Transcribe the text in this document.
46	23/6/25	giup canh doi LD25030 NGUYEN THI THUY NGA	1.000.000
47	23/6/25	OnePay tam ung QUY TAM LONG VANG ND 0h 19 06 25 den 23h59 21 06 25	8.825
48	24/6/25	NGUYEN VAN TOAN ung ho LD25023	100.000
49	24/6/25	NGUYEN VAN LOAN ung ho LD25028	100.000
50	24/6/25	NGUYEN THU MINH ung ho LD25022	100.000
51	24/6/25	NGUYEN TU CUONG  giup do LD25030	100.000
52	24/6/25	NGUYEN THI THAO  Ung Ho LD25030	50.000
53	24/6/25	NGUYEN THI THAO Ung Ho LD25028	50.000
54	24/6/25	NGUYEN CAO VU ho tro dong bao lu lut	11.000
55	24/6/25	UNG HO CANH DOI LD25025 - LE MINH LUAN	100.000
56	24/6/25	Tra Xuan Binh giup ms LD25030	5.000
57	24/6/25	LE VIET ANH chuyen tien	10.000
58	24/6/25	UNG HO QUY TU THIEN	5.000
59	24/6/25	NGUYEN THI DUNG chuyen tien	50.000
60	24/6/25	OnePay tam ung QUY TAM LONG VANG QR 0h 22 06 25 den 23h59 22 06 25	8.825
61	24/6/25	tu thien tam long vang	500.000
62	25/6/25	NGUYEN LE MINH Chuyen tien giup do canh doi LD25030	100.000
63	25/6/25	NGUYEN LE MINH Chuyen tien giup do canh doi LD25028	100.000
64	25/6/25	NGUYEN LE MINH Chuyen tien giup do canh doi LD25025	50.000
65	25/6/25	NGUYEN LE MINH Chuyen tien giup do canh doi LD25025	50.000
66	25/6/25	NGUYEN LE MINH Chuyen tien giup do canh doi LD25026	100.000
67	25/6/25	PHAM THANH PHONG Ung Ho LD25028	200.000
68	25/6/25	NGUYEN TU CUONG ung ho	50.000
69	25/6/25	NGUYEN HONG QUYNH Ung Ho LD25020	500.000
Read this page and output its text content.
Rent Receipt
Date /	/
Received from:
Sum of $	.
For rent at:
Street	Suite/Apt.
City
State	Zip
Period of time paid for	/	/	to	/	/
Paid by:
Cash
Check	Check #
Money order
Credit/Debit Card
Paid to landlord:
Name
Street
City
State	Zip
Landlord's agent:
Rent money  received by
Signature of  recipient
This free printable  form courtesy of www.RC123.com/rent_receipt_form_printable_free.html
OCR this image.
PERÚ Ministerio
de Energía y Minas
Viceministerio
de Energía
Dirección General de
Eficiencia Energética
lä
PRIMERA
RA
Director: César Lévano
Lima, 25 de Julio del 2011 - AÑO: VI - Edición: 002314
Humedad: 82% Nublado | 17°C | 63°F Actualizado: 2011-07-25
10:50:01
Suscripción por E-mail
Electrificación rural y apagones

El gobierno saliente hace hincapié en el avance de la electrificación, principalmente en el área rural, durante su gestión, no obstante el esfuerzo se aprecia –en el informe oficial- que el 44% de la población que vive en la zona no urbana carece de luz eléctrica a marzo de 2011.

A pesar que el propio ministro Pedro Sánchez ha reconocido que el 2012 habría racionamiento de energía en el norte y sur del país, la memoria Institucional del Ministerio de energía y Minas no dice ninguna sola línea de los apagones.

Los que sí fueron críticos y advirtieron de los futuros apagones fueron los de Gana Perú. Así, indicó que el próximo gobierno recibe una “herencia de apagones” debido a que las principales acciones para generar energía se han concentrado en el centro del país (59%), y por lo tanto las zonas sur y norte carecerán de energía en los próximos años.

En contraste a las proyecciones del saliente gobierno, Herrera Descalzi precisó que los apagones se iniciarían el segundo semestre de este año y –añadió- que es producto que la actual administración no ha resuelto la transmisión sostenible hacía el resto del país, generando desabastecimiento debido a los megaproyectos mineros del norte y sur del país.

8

● DIRECTIVE
Check each line of the entries above, and show every one holding the word "Minas".

● COMPLETE RESPONSE
de Energía y Minas
A pesar que el propio ministro Pedro Sánchez ha reconocido que el 2012 habría racionamiento de energía en el norte y sur del país, la memoria Institucional del Ministerio de energía y Minas no dice ninguna sola línea de los apagones.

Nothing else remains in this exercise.